--- To be done ---
All of the material below is to be retyped exactly.

--- Source data ---
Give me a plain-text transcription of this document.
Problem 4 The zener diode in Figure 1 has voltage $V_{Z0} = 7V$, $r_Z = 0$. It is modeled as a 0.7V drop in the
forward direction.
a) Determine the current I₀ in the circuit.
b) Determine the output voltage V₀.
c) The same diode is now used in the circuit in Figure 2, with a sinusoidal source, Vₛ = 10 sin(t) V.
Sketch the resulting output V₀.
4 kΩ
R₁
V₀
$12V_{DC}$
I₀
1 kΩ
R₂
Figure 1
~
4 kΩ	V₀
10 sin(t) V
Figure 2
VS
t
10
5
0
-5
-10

--- Worked solution ---
Give me a plain-text transcription of this document.
Problem 4 The zener diode in Figure 1 has voltage $V_{Z0} = 7V$, $r_Z = 0$. It is modeled as a 0.7V drop in the
forward direction.
a) Determine the current I₀ in the circuit.
b) Determine the output voltage V₀.
c) The same diode is now used in the circuit in Figure 2, with a sinusoidal source, Vₛ = 10 sin(t) V.
Sketch the resulting output V₀.
4 kΩ
R₁
V₀
$12V_{DC}$
I₀
1 kΩ
R₂
Figure 1
~
4 kΩ	V₀
10 sin(t) V
Figure 2
VS
t
10
5
0
-5
-10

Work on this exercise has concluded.